▶ Direction
Copy the lines word for word, beginning with the line that contains "data-point xyxy=(210,1057,227,1075)" and continuing through the line that contains "data-point xyxy=(1829,1519,1846,1536)", including both of those lines.
## BEGIN
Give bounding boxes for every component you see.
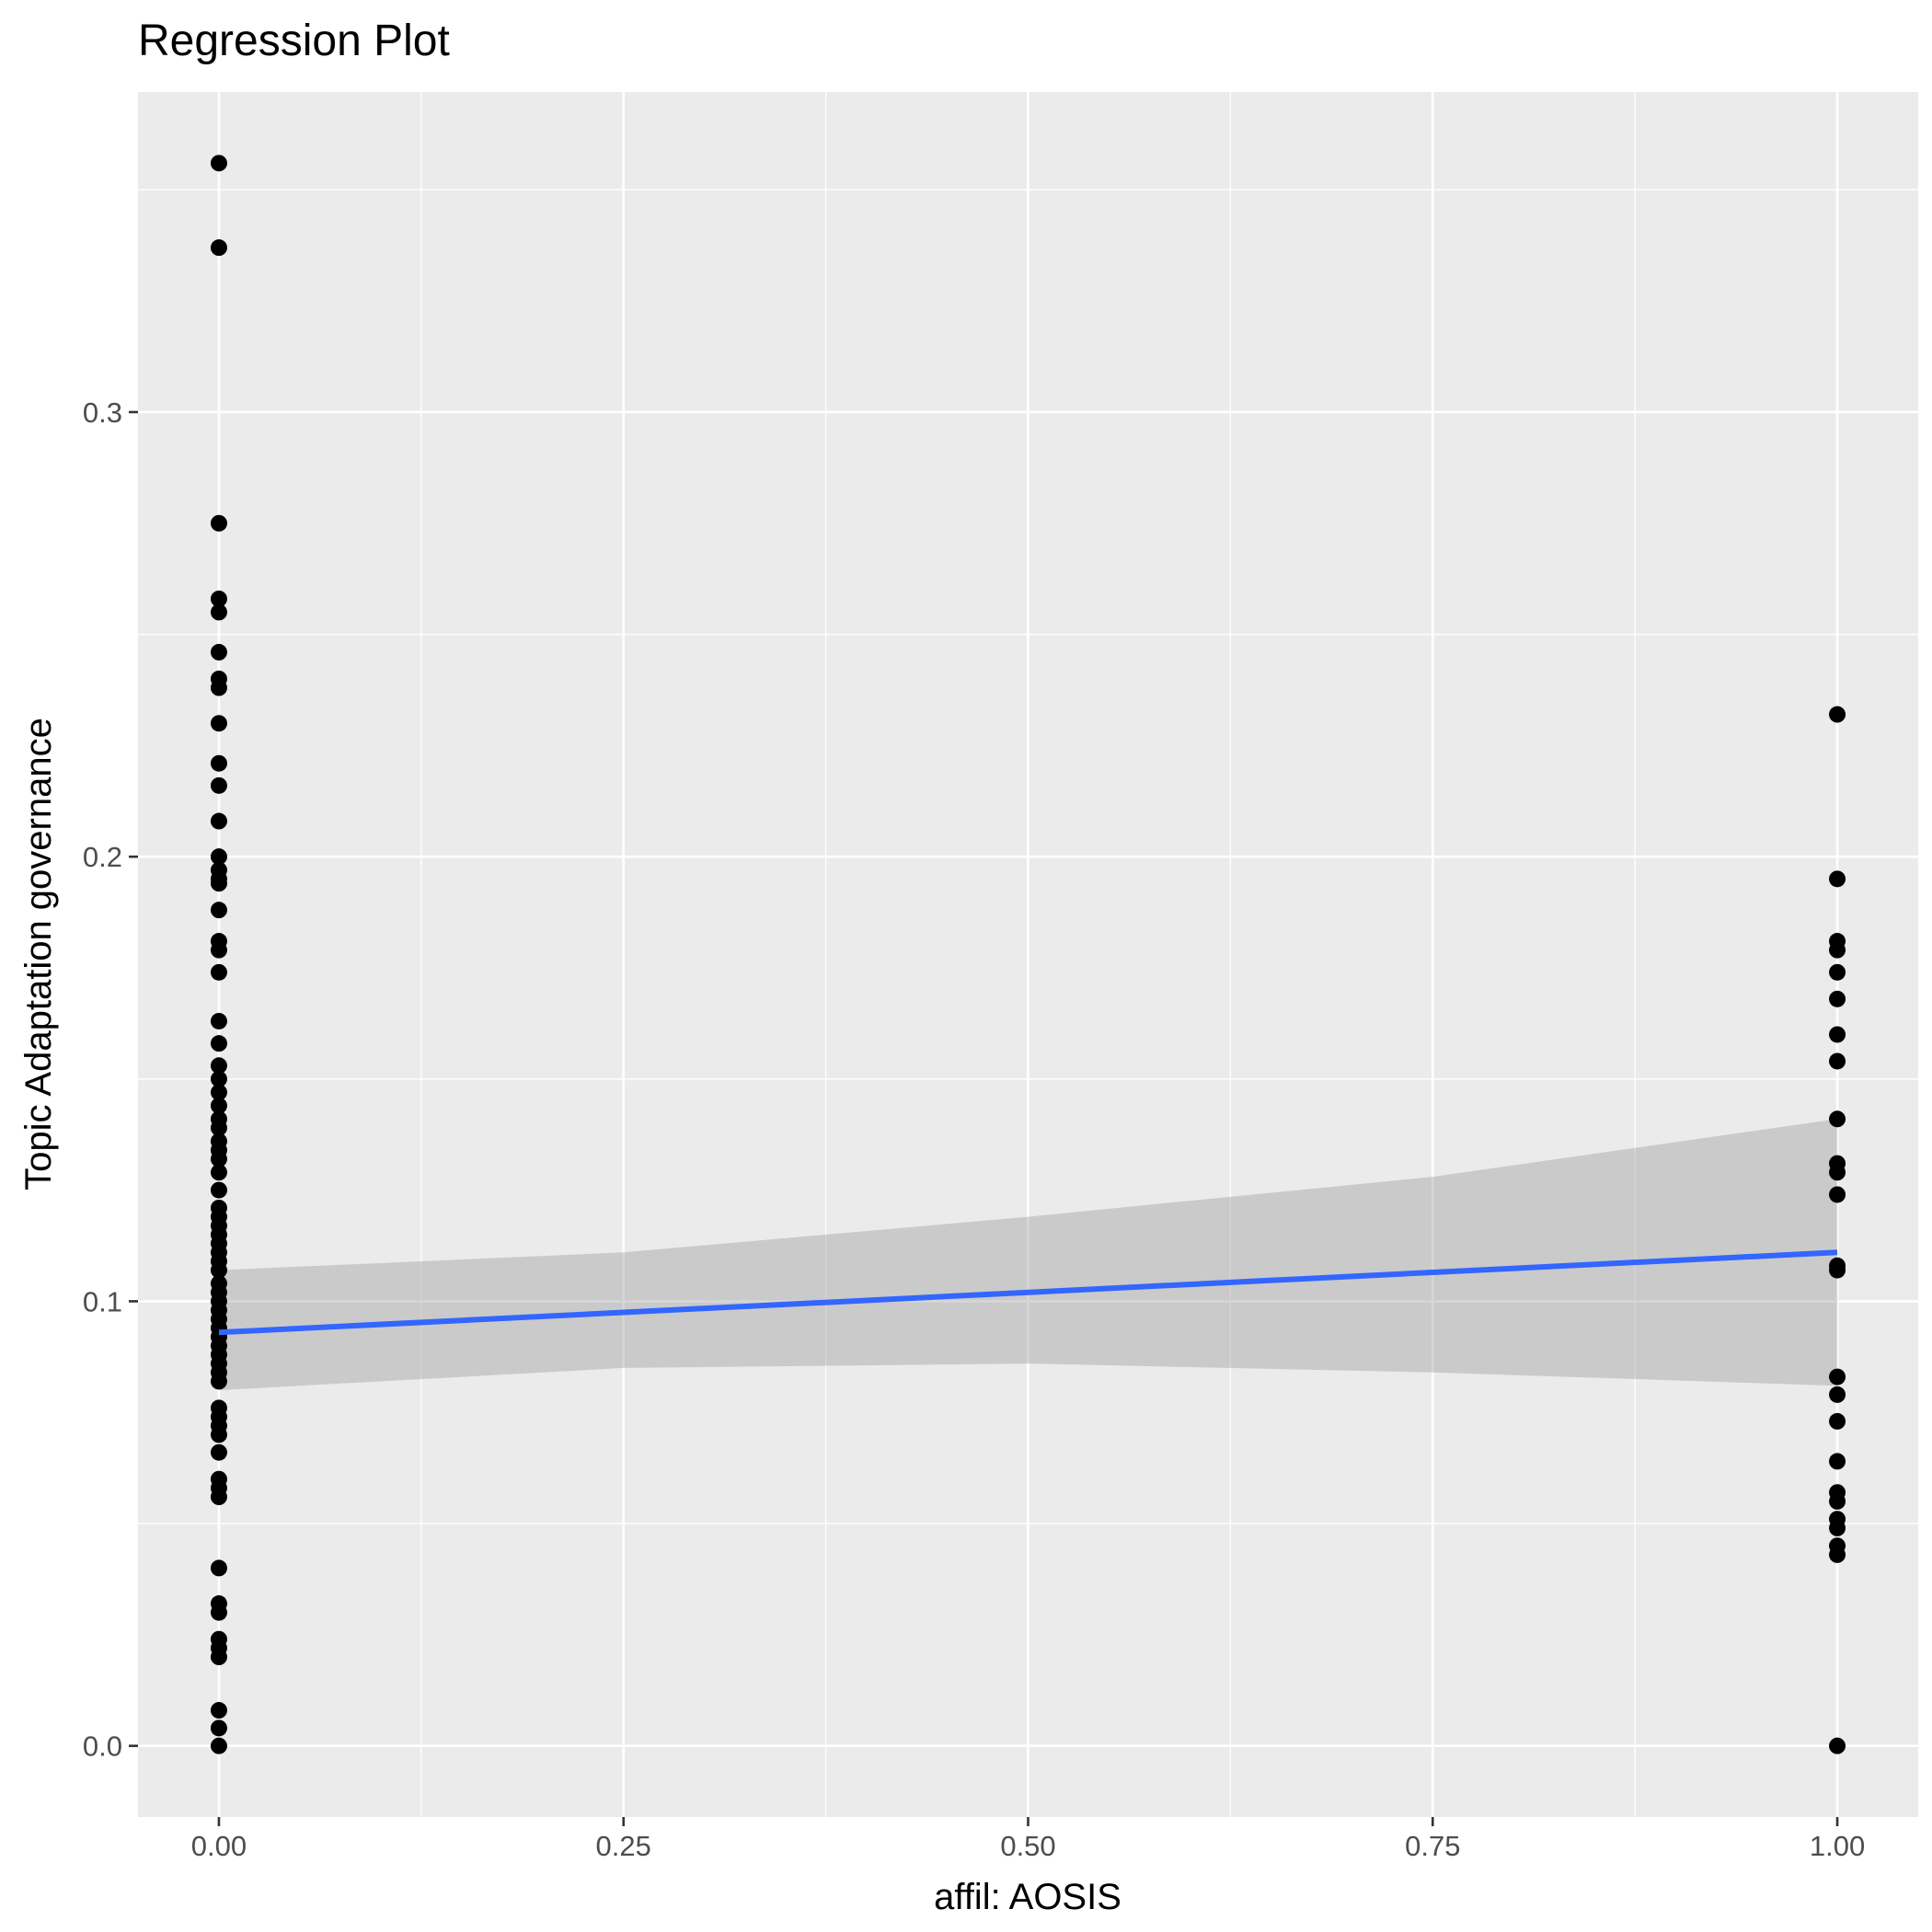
data-point xyxy=(210,1057,227,1075)
x-tick-label: 0.75 xyxy=(1405,1830,1460,1862)
data-point xyxy=(210,1489,227,1506)
regression-line xyxy=(218,1249,1838,1336)
data-point xyxy=(210,1737,227,1754)
data-point xyxy=(1829,870,1846,888)
x-axis: 0.00 0.25 0.50 0.75 1.00 xyxy=(191,1817,1865,1862)
x-tick-label: 0.00 xyxy=(191,1830,247,1862)
data-point xyxy=(210,1012,227,1029)
data-point xyxy=(210,754,227,772)
data-point xyxy=(210,1164,227,1181)
data-point xyxy=(1829,1412,1846,1430)
data-point xyxy=(210,848,227,866)
data-point xyxy=(1829,1519,1846,1536)
data-point xyxy=(1829,1261,1846,1279)
data-point xyxy=(210,875,227,892)
data-point xyxy=(210,941,227,959)
data-point xyxy=(1829,1164,1846,1181)
data-point xyxy=(210,1719,227,1737)
data-point xyxy=(210,1084,227,1101)
data-point xyxy=(210,1261,227,1279)
y-axis-label: Topic Adaptation governance xyxy=(18,718,59,1190)
data-point xyxy=(1829,706,1846,723)
data-point xyxy=(210,590,227,607)
x-axis-label: affil: AOSIS xyxy=(934,1877,1121,1917)
y-tick-label: 0.1 xyxy=(83,1285,122,1317)
data-point xyxy=(210,1097,227,1114)
data-point xyxy=(1829,1492,1846,1510)
x-tick-label: 0.25 xyxy=(596,1830,651,1862)
data-point xyxy=(210,963,227,981)
data-point xyxy=(210,1604,227,1621)
data-point xyxy=(1829,1186,1846,1203)
data-point xyxy=(210,1373,227,1390)
data-points xyxy=(210,155,1846,1754)
x-tick-label: 0.50 xyxy=(1000,1830,1055,1862)
data-point xyxy=(1829,1368,1846,1386)
data-point xyxy=(210,1702,227,1719)
data-point xyxy=(1829,1546,1846,1563)
data-point xyxy=(1829,941,1846,959)
data-point xyxy=(210,1443,227,1461)
major-gridlines xyxy=(138,92,1918,1817)
data-point xyxy=(210,1649,227,1666)
data-point xyxy=(210,1119,227,1136)
x-tick-label: 1.00 xyxy=(1810,1830,1865,1862)
data-point xyxy=(210,643,227,661)
data-point xyxy=(1829,1110,1846,1128)
data-point xyxy=(210,1181,227,1199)
y-tick-label: 0.0 xyxy=(83,1731,122,1763)
data-point xyxy=(210,1426,227,1443)
data-point xyxy=(210,776,227,794)
data-point xyxy=(1829,963,1846,981)
data-point xyxy=(1829,990,1846,1007)
data-point xyxy=(1829,1026,1846,1043)
data-point xyxy=(210,715,227,732)
data-point xyxy=(210,1035,227,1052)
data-point xyxy=(1829,1052,1846,1070)
data-point xyxy=(210,155,227,172)
data-point xyxy=(210,514,227,532)
data-point xyxy=(1829,1737,1846,1754)
data-point xyxy=(210,1070,227,1087)
y-tick-label: 0.2 xyxy=(83,841,122,873)
data-point xyxy=(1829,1386,1846,1403)
data-point xyxy=(210,239,227,257)
data-point xyxy=(210,679,227,696)
data-point xyxy=(210,902,227,919)
data-point xyxy=(1829,1453,1846,1470)
y-axis: 0.0 0.1 0.2 0.3 xyxy=(83,397,138,1763)
y-tick-label: 0.3 xyxy=(83,397,122,429)
data-point xyxy=(210,604,227,621)
data-point xyxy=(210,1559,227,1577)
data-point xyxy=(210,1150,227,1167)
chart-title: Regression Plot xyxy=(138,17,450,65)
confidence-band xyxy=(218,1119,1838,1391)
data-point xyxy=(210,812,227,830)
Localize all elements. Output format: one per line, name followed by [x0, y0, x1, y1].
## END
▶ Task answer
data-point xyxy=(210,1057,227,1075)
x-tick-label: 0.75 xyxy=(1405,1830,1460,1862)
data-point xyxy=(210,1489,227,1506)
regression-line xyxy=(218,1249,1838,1336)
data-point xyxy=(210,1737,227,1754)
data-point xyxy=(1829,870,1846,888)
x-axis: 0.00 0.25 0.50 0.75 1.00 xyxy=(191,1817,1865,1862)
x-tick-label: 0.00 xyxy=(191,1830,247,1862)
data-point xyxy=(210,1012,227,1029)
data-point xyxy=(210,754,227,772)
data-point xyxy=(210,1164,227,1181)
data-point xyxy=(1829,1412,1846,1430)
data-point xyxy=(210,848,227,866)
data-point xyxy=(1829,1519,1846,1536)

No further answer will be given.